PROMPT: Extract the listing in its entirety, keeping each line identical to the original.

## BEGIN DATA RECORDS

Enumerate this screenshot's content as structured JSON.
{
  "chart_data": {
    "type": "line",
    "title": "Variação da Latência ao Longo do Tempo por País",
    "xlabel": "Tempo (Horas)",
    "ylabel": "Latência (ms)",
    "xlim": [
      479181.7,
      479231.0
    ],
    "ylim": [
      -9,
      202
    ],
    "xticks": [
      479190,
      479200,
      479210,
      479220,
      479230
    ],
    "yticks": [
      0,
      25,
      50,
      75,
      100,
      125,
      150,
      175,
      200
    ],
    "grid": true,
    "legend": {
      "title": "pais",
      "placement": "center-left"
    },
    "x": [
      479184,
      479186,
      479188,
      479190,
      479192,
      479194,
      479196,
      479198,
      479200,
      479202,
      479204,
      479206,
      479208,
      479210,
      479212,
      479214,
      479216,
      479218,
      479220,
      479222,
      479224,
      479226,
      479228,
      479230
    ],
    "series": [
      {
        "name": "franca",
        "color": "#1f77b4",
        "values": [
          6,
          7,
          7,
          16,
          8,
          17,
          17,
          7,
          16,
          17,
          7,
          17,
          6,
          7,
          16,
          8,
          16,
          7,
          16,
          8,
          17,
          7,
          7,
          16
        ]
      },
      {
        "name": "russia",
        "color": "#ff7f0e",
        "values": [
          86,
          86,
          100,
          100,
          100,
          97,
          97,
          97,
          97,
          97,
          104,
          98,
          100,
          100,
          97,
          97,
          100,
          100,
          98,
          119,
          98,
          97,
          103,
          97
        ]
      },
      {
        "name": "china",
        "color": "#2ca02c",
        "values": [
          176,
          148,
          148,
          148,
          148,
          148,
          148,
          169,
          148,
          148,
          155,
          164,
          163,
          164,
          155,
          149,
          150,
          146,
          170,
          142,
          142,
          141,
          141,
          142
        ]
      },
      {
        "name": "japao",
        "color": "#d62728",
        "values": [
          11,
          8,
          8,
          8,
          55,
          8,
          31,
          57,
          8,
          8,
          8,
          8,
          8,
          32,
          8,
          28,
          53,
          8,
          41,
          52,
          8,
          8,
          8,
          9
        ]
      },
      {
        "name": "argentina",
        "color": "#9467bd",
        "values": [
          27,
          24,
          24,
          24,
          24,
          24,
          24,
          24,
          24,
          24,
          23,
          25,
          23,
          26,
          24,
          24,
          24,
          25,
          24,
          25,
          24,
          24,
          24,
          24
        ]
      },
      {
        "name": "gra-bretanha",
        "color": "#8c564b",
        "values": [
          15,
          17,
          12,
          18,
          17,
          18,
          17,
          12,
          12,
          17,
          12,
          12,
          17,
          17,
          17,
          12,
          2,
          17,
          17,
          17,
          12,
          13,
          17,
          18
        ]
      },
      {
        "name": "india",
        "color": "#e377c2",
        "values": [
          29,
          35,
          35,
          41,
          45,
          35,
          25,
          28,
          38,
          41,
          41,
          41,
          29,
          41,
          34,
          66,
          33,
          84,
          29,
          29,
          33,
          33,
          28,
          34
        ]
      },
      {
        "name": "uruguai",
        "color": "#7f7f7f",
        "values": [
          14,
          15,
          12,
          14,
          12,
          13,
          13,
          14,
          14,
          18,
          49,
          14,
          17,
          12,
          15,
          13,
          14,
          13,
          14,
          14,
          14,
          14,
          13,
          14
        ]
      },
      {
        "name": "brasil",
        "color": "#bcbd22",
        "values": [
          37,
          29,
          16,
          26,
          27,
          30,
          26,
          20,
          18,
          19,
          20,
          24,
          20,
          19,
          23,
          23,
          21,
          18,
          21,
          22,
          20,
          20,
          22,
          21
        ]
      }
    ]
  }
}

## END DATA RECORDS

EXERCISE OUTPUT:
Enumerate this screenshot's content as structured JSON.
{
  "chart_data": {
    "type": "line",
    "title": "Variação da Latência ao Longo do Tempo por País",
    "xlabel": "Tempo (Horas)",
    "ylabel": "Latência (ms)",
    "xlim": [
      479181.7,
      479231.0
    ],
    "ylim": [
      -9,
      202
    ],
    "xticks": [
      479190,
      479200,
      479210,
      479220,
      479230
    ],
    "yticks": [
      0,
      25,
      50,
      75,
      100,
      125,
      150,
      175,
      200
    ],
    "grid": true,
    "legend": {
      "title": "pais",
      "placement": "center-left"
    },
    "x": [
      479184,
      479186,
      479188,
      479190,
      479192,
      479194,
      479196,
      479198,
      479200,
      479202,
      479204,
      479206,
      479208,
      479210,
      479212,
      479214,
      479216,
      479218,
      479220,
      479222,
      479224,
      479226,
      479228,
      479230
    ],
    "series": [
      {
        "name": "franca",
        "color": "#1f77b4",
        "values": [
          6,
          7,
          7,
          16,
          8,
          17,
          17,
          7,
          16,
          17,
          7,
          17,
          6,
          7,
          16,
          8,
          16,
          7,
          16,
          8,
          17,
          7,
          7,
          16
        ]
      },
      {
        "name": "russia",
        "color": "#ff7f0e",
        "values": [
          86,
          86,
          100,
          100,
          100,
          97,
          97,
          97,
          97,
          97,
          104,
          98,
          100,
          100,
          97,
          97,
          100,
          100,
          98,
          119,
          98,
          97,
          103,
          97
        ]
      },
      {
        "name": "china",
        "color": "#2ca02c",
        "values": [
          176,
          148,
          148,
          148,
          148,
          148,
          148,
          169,
          148,
          148,
          155,
          164,
          163,
          164,
          155,
          149,
          150,
          146,
          170,
          142,
          142,
          141,
          141,
          142
        ]
      },
      {
        "name": "japao",
        "color": "#d62728",
        "values": [
          11,
          8,
          8,
          8,
          55,
          8,
          31,
          57,
          8,
          8,
          8,
          8,
          8,
          32,
          8,
          28,
          53,
          8,
          41,
          52,
          8,
          8,
          8,
          9
        ]
      },
      {
        "name": "argentina",
        "color": "#9467bd",
        "values": [
          27,
          24,
          24,
          24,
          24,
          24,
          24,
          24,
          24,
          24,
          23,
          25,
          23,
          26,
          24,
          24,
          24,
          25,
          24,
          25,
          24,
          24,
          24,
          24
        ]
      },
      {
        "name": "gra-bretanha",
        "color": "#8c564b",
        "values": [
          15,
          17,
          12,
          18,
          17,
          18,
          17,
          12,
          12,
          17,
          12,
          12,
          17,
          17,
          17,
          12,
          2,
          17,
          17,
          17,
          12,
          13,
          17,
          18
        ]
      },
      {
        "name": "india",
        "color": "#e377c2",
        "values": [
          29,
          35,
          35,
          41,
          45,
          35,
          25,
          28,
          38,
          41,
          41,
          41,
          29,
          41,
          34,
          66,
          33,
          84,
          29,
          29,
          33,
          33,
          28,
          34
        ]
      },
      {
        "name": "uruguai",
        "color": "#7f7f7f",
        "values": [
          14,
          15,
          12,
          14,
          12,
          13,
          13,
          14,
          14,
          18,
          49,
          14,
          17,
          12,
          15,
          13,
          14,
          13,
          14,
          14,
          14,
          14,
          13,
          14
        ]
      },
      {
        "name": "brasil",
        "color": "#bcbd22",
        "values": [
          37,
          29,
          16,
          26,
          27,
          30,
          26,
          20,
          18,
          19,
          20,
          24,
          20,
          19,
          23,
          23,
          21,
          18,
          21,
          22,
          20,
          20,
          22,
          21
        ]
      }
    ]
  }
}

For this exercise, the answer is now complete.